### [TASK OBJECTIVE]
Your reply should be one number: how many lines of the records below contain the string "Esperpento".
++++++++
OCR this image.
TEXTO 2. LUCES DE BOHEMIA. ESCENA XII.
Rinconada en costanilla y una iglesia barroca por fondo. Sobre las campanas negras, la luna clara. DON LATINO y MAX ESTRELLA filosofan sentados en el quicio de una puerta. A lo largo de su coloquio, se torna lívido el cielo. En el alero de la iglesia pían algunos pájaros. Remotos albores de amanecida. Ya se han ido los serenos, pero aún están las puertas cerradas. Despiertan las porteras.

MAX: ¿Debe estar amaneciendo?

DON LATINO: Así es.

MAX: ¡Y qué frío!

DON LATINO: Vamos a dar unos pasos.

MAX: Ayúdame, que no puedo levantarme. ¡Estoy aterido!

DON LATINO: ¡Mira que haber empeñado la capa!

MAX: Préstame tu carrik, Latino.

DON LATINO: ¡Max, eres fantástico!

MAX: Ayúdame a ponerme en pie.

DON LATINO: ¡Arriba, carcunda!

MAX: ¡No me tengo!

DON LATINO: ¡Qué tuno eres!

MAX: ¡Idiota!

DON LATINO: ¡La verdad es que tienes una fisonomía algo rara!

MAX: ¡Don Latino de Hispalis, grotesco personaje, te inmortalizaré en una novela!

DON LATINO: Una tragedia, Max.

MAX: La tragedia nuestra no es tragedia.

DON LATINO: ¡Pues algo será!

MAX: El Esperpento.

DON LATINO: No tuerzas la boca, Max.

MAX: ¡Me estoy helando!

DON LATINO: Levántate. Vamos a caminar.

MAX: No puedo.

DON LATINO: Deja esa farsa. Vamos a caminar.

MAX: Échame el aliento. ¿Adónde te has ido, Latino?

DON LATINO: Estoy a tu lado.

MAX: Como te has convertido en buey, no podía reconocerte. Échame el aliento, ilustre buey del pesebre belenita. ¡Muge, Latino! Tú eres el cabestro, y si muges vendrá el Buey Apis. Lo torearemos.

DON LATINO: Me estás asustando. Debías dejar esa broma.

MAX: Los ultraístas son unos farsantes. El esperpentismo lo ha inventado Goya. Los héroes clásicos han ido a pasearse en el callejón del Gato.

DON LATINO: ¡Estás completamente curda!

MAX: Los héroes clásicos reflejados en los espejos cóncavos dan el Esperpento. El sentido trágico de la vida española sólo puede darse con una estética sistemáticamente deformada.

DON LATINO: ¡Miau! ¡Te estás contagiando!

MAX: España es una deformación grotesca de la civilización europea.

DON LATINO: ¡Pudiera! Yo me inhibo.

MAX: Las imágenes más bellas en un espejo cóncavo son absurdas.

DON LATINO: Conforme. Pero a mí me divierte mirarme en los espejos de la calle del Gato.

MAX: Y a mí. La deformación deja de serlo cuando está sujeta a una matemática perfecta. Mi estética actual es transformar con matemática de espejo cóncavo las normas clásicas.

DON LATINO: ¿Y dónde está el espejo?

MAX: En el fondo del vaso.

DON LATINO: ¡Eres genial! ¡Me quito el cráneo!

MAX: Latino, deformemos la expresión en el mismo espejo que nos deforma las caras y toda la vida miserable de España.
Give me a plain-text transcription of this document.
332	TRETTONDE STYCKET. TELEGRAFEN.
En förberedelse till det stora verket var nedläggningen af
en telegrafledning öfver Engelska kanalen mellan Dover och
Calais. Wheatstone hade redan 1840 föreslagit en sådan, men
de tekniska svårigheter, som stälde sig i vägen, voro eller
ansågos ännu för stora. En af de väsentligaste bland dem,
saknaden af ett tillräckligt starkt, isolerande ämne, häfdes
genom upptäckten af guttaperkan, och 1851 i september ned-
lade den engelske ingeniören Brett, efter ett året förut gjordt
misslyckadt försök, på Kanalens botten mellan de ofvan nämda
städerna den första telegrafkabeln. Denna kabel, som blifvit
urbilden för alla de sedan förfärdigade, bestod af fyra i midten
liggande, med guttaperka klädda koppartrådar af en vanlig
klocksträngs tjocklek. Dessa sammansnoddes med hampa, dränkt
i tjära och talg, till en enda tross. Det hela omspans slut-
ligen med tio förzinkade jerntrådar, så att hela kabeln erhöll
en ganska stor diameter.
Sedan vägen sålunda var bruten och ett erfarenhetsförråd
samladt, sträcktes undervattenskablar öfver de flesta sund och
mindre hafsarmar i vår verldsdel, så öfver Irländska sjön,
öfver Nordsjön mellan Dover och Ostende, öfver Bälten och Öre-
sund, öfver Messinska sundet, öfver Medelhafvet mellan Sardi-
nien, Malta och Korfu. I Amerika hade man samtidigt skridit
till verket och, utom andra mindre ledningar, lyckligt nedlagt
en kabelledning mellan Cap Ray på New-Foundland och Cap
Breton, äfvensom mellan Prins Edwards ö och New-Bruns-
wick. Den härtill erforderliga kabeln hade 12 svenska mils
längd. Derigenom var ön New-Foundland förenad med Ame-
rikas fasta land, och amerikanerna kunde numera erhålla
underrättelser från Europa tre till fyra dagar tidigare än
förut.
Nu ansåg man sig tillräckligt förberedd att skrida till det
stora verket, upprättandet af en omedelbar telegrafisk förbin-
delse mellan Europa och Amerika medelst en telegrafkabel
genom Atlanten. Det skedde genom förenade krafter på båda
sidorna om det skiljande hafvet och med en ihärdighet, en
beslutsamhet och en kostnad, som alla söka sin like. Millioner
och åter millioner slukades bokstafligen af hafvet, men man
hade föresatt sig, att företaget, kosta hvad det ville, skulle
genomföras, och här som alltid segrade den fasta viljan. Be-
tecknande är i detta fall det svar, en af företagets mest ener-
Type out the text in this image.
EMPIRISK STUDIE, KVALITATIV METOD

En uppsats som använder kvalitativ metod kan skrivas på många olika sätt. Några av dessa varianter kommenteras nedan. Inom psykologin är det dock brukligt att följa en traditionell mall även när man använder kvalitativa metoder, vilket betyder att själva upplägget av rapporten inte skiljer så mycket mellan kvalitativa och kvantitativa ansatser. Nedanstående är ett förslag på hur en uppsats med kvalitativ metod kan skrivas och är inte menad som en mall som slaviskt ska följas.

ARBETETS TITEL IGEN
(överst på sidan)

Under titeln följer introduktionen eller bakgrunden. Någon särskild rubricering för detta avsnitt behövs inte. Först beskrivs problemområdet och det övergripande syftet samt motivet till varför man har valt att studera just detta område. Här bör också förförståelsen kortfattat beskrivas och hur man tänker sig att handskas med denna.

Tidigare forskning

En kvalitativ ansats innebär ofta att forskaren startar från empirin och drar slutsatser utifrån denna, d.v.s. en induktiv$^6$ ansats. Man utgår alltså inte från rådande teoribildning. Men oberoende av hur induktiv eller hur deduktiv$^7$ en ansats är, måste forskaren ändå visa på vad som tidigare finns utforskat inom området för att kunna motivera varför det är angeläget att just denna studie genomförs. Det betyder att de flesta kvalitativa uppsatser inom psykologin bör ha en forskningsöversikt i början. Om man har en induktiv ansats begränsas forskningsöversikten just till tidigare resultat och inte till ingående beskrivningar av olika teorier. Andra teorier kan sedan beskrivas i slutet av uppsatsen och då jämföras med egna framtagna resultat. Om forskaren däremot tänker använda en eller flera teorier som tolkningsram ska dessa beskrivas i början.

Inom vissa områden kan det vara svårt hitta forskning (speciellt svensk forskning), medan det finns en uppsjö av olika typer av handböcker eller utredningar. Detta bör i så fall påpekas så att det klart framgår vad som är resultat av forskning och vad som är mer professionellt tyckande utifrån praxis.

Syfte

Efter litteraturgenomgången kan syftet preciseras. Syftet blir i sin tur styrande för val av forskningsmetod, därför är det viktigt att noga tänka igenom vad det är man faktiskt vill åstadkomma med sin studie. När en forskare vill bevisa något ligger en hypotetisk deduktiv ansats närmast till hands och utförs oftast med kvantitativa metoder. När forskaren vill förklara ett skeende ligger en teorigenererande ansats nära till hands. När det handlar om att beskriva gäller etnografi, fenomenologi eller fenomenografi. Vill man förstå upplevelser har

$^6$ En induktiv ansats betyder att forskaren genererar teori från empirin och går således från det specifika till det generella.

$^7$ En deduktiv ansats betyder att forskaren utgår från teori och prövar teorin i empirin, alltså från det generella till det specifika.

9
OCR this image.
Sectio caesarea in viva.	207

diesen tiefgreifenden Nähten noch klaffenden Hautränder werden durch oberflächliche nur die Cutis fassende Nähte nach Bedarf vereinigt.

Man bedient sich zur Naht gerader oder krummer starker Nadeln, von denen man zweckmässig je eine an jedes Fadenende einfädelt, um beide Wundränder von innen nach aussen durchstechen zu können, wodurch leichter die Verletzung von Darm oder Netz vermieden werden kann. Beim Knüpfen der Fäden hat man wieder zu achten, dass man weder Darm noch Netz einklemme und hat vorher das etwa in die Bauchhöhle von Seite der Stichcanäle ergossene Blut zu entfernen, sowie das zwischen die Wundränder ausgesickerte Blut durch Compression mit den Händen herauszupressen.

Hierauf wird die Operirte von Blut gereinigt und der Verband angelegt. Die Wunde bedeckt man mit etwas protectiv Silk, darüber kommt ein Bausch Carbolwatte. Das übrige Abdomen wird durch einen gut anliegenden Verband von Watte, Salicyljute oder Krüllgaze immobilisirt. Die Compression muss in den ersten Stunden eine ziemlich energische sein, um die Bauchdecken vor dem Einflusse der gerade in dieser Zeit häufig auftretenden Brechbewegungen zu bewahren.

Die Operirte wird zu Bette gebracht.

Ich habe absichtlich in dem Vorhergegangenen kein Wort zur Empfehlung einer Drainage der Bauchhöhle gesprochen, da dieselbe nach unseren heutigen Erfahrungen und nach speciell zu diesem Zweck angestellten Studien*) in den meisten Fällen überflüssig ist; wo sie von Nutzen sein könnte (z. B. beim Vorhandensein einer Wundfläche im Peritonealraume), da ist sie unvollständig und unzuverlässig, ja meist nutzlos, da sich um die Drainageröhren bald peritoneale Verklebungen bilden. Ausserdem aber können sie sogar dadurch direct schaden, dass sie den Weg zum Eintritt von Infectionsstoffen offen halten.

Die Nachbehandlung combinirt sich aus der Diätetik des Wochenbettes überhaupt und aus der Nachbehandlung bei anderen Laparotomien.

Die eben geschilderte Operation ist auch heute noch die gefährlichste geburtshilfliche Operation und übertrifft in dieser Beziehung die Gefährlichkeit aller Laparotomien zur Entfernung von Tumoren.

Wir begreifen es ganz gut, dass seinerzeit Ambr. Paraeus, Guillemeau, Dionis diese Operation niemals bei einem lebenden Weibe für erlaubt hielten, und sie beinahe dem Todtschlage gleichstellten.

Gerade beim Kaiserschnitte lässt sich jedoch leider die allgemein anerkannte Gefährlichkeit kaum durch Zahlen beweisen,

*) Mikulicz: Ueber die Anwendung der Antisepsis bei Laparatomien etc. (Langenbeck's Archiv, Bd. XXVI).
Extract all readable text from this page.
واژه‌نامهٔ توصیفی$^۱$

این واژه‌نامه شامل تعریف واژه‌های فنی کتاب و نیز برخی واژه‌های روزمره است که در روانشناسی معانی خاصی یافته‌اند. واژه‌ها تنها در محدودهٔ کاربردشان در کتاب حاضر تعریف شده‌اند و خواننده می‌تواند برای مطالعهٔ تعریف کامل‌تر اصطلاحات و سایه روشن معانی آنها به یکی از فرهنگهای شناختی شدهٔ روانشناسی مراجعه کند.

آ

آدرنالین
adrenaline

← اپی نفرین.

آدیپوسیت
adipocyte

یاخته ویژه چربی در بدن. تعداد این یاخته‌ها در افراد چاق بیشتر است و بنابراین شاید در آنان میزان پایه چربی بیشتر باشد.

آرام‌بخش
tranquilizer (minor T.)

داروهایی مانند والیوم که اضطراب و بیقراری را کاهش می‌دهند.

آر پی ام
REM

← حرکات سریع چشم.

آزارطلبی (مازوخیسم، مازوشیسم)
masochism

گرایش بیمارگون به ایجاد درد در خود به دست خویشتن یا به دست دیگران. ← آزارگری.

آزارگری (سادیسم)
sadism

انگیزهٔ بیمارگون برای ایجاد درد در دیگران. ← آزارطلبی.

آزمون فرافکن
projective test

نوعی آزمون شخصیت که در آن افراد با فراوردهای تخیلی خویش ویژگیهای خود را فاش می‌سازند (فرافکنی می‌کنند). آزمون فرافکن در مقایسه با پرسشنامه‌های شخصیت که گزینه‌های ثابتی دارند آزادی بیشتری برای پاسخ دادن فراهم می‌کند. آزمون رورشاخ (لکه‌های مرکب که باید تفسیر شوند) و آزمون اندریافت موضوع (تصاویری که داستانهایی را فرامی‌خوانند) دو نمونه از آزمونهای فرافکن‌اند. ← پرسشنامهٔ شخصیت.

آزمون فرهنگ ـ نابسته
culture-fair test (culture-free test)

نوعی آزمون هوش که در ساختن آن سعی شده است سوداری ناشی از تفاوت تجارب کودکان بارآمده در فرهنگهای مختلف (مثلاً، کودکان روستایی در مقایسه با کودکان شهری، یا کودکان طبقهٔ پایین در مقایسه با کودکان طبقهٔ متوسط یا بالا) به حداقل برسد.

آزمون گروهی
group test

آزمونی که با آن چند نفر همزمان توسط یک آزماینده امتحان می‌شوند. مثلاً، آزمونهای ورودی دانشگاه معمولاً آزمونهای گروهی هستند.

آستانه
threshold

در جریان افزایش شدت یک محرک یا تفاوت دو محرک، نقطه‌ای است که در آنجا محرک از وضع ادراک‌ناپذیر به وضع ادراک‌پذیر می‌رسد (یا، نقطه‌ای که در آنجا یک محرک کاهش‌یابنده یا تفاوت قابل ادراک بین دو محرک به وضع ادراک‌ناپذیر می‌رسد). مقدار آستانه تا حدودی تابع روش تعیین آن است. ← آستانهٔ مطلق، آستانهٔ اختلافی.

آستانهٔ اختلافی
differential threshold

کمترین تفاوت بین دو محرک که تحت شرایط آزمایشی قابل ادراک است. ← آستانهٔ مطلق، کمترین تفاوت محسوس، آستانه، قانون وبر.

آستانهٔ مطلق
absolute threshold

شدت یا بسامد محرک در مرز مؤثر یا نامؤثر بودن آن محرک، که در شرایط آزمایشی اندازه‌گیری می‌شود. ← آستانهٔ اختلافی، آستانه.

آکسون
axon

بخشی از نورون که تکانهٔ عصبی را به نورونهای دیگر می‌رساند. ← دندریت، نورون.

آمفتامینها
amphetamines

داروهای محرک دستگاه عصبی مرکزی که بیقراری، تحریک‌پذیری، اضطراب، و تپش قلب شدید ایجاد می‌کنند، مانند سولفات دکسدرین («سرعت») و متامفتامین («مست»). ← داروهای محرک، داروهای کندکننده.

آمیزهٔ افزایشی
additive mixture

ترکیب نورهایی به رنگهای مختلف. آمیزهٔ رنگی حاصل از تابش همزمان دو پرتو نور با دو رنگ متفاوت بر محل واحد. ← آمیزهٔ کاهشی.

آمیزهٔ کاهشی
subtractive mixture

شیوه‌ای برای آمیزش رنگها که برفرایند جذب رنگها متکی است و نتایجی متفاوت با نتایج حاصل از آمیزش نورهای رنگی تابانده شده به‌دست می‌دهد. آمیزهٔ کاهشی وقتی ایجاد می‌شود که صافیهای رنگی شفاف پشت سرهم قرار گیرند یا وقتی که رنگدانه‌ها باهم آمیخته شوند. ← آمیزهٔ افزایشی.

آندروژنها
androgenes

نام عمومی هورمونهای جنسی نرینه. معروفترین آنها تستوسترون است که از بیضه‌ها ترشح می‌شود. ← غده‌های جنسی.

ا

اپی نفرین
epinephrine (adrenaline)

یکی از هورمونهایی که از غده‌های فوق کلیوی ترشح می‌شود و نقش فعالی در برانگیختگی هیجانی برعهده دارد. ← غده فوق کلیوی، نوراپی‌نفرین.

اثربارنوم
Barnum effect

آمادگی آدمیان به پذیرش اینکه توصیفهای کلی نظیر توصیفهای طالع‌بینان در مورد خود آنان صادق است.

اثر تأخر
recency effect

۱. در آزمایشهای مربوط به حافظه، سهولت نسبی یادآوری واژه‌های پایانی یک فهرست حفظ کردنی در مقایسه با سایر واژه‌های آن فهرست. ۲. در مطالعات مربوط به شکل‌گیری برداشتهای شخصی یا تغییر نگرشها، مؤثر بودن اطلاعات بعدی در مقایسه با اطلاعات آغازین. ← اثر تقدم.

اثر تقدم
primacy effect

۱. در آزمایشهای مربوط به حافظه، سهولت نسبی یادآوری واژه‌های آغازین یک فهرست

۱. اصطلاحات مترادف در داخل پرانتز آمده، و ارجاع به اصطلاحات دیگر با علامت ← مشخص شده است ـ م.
++++++++
### [EXERCISE RESULT]
2